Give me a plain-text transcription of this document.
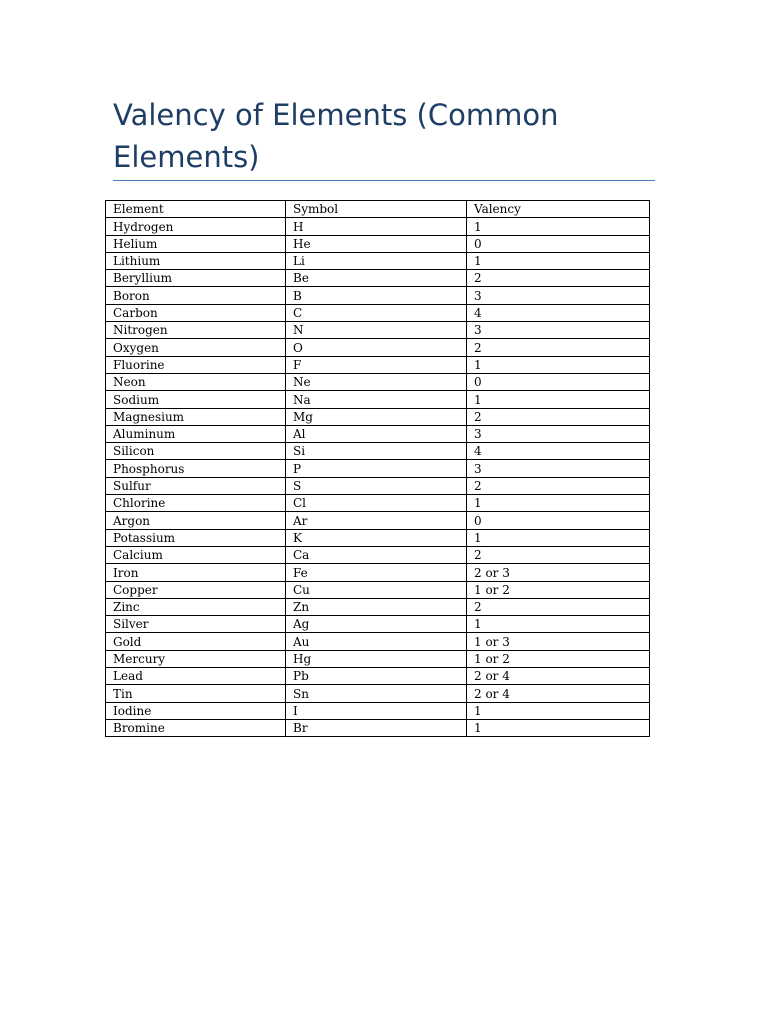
Valency of Elements (Common Elements)
Element	Symbol	Valency
Hydrogen	H	1
Helium	He	0
Lithium	Li	1
Beryllium	Be	2
Boron	B	3
Carbon	C	4
Nitrogen	N	3
Oxygen	O	2
Fluorine	F	1
Neon	Ne	0
Sodium	Na	1
Magnesium	Mg	2
Aluminum	Al	3
Silicon	Si	4
Phosphorus	P	3
Sulfur	S	2
Chlorine	Cl	1
Argon	Ar	0
Potassium	K	1
Calcium	Ca	2
Iron	Fe	2 or 3
Copper	Cu	1 or 2
Zinc	Zn	2
Silver	Ag	1
Gold	Au	1 or 3
Mercury	Hg	1 or 2
Lead	Pb	2 or 4
Tin	Sn	2 or 4
Iodine	I	1
Bromine	Br	1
........
* _Your instructions_
Determine the number of lines in the records that include the string "Valency", and respond with that number only.

* _Task output_
2